What to do: Print the data exactly, leaving nothing out.

*** Data in this exercise

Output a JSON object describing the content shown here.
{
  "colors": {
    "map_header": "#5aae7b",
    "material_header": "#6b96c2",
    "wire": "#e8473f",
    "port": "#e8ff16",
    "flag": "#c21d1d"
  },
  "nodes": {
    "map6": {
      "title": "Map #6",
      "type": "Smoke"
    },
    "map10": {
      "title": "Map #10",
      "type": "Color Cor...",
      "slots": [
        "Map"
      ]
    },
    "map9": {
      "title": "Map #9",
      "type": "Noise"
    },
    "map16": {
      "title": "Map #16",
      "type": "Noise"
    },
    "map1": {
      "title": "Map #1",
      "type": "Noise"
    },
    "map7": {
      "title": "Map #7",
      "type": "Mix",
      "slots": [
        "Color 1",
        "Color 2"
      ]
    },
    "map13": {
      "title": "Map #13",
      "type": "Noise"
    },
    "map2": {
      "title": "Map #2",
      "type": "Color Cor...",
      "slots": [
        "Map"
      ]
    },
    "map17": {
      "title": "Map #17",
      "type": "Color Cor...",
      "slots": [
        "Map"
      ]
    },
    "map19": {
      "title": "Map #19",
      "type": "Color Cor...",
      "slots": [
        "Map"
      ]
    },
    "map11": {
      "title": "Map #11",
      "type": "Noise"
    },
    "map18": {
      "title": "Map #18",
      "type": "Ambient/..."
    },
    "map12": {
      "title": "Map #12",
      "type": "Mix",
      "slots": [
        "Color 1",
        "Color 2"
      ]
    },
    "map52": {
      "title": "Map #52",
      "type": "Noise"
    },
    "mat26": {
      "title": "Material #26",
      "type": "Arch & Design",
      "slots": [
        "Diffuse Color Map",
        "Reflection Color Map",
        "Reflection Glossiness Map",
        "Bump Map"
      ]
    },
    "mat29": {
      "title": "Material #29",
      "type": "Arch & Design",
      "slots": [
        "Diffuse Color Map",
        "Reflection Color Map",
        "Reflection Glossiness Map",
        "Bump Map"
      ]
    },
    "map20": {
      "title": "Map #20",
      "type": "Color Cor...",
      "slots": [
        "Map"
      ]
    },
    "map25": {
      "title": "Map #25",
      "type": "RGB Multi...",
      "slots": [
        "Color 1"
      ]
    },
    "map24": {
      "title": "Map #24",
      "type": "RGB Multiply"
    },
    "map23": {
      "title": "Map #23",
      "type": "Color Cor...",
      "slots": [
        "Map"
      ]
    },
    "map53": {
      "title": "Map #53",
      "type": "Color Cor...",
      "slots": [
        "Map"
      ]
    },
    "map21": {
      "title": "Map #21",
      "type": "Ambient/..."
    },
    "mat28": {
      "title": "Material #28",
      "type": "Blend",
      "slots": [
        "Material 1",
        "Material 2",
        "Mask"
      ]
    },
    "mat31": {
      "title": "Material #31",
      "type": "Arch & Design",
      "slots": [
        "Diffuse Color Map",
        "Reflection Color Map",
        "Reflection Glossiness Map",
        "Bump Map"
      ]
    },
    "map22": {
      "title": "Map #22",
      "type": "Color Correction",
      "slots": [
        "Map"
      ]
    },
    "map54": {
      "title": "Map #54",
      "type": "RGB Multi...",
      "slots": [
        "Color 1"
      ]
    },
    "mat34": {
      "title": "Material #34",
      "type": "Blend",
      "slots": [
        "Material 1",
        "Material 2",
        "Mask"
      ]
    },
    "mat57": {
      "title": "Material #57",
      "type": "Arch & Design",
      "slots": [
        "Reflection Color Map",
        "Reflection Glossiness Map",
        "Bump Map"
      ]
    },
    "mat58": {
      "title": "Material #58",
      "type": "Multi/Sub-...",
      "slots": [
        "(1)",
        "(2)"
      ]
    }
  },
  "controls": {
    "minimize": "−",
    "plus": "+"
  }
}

******

Finished task:
Output a JSON object describing the content shown here.
{
  "colors": {
    "map_header": "#5aae7b",
    "material_header": "#6b96c2",
    "wire": "#e8473f",
    "port": "#e8ff16",
    "flag": "#c21d1d"
  },
  "nodes": {
    "map6": {
      "title": "Map #6",
      "type": "Smoke"
    },
    "map10": {
      "title": "Map #10",
      "type": "Color Cor...",
      "slots": [
        "Map"
      ]
    },
    "map9": {
      "title": "Map #9",
      "type": "Noise"
    },
    "map16": {
      "title": "Map #16",
      "type": "Noise"
    },
    "map1": {
      "title": "Map #1",
      "type": "Noise"
    },
    "map7": {
      "title": "Map #7",
      "type": "Mix",
      "slots": [
        "Color 1",
        "Color 2"
      ]
    },
    "map13": {
      "title": "Map #13",
      "type": "Noise"
    },
    "map2": {
      "title": "Map #2",
      "type": "Color Cor...",
      "slots": [
        "Map"
      ]
    },
    "map17": {
      "title": "Map #17",
      "type": "Color Cor...",
      "slots": [
        "Map"
      ]
    },
    "map19": {
      "title": "Map #19",
      "type": "Color Cor...",
      "slots": [
        "Map"
      ]
    },
    "map11": {
      "title": "Map #11",
      "type": "Noise"
    },
    "map18": {
      "title": "Map #18",
      "type": "Ambient/..."
    },
    "map12": {
      "title": "Map #12",
      "type": "Mix",
      "slots": [
        "Color 1",
        "Color 2"
      ]
    },
    "map52": {
      "title": "Map #52",
      "type": "Noise"
    },
    "mat26": {
      "title": "Material #26",
      "type": "Arch & Design",
      "slots": [
        "Diffuse Color Map",
        "Reflection Color Map",
        "Reflection Glossiness Map",
        "Bump Map"
      ]
    },
    "mat29": {
      "title": "Material #29",
      "type": "Arch & Design",
      "slots": [
        "Diffuse Color Map",
        "Reflection Color Map",
        "Reflection Glossiness Map",
        "Bump Map"
      ]
    },
    "map20": {
      "title": "Map #20",
      "type": "Color Cor...",
      "slots": [
        "Map"
      ]
    },
    "map25": {
      "title": "Map #25",
      "type": "RGB Multi...",
      "slots": [
        "Color 1"
      ]
    },
    "map24": {
      "title": "Map #24",
      "type": "RGB Multiply"
    },
    "map23": {
      "title": "Map #23",
      "type": "Color Cor...",
      "slots": [
        "Map"
      ]
    },
    "map53": {
      "title": "Map #53",
      "type": "Color Cor...",
      "slots": [
        "Map"
      ]
    },
    "map21": {
      "title": "Map #21",
      "type": "Ambient/..."
    },
    "mat28": {
      "title": "Material #28",
      "type": "Blend",
      "slots": [
        "Material 1",
        "Material 2",
        "Mask"
      ]
    },
    "mat31": {
      "title": "Material #31",
      "type": "Arch & Design",
      "slots": [
        "Diffuse Color Map",
        "Reflection Color Map",
        "Reflection Glossiness Map",
        "Bump Map"
      ]
    },
    "map22": {
      "title": "Map #22",
      "type": "Color Correction",
      "slots": [
        "Map"
      ]
    },
    "map54": {
      "title": "Map #54",
      "type": "RGB Multi...",
      "slots": [
        "Color 1"
      ]
    },
    "mat34": {
      "title": "Material #34",
      "type": "Blend",
      "slots": [
        "Material 1",
        "Material 2",
        "Mask"
      ]
    },
    "mat57": {
      "title": "Material #57",
      "type": "Arch & Design",
      "slots": [
        "Reflection Color Map",
        "Reflection Glossiness Map",
        "Bump Map"
      ]
    },
    "mat58": {
      "title": "Material #58",
      "type": "Multi/Sub-...",
      "slots": [
        "(1)",
        "(2)"
      ]
    }
  },
  "controls": {
    "minimize": "−",
    "plus": "+"
  }
}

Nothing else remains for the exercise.